> _Set problem_
Scan the records for the word "display". Copy each line that includes it.

++++ Input for this task

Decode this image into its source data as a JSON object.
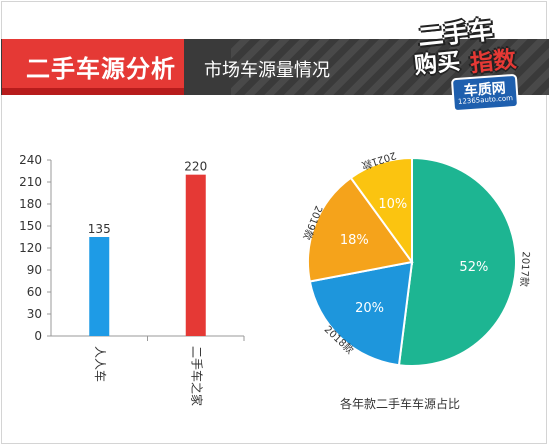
{
  "header": {
    "title": "二手车源分析",
    "subtitle": "市场车源量情况"
  },
  "logo": {
    "line1": "二手车",
    "line2a": "购买",
    "line2b": "指数",
    "badge": "车质网",
    "badge_sub": "12365auto.com"
  },
  "chart_data": [
    {
      "type": "bar",
      "categories": [
        "人人车",
        "二手车之家"
      ],
      "values": [
        135,
        220
      ],
      "ylim": [
        0,
        240
      ],
      "yticks": [
        0,
        30,
        60,
        90,
        120,
        150,
        180,
        210,
        240
      ],
      "colors": [
        "#1e9be6",
        "#e53935"
      ],
      "data_labels": true,
      "grid": false
    },
    {
      "type": "pie",
      "title": "各年款二手车车源占比",
      "slices": [
        {
          "label": "2017款",
          "value": 52,
          "display": "52%",
          "color": "#1db592"
        },
        {
          "label": "2018款",
          "value": 20,
          "display": "20%",
          "color": "#1e96dc"
        },
        {
          "label": "2019款",
          "value": 18,
          "display": "18%",
          "color": "#f5a31b"
        },
        {
          "label": "2021款",
          "value": 10,
          "display": "10%",
          "color": "#fbc410"
        }
      ]
    }
  ]
}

++++++++

> _Written answer_
          "display": "52%",
          "display": "20%",
          "display": "18%",
          "display": "10%",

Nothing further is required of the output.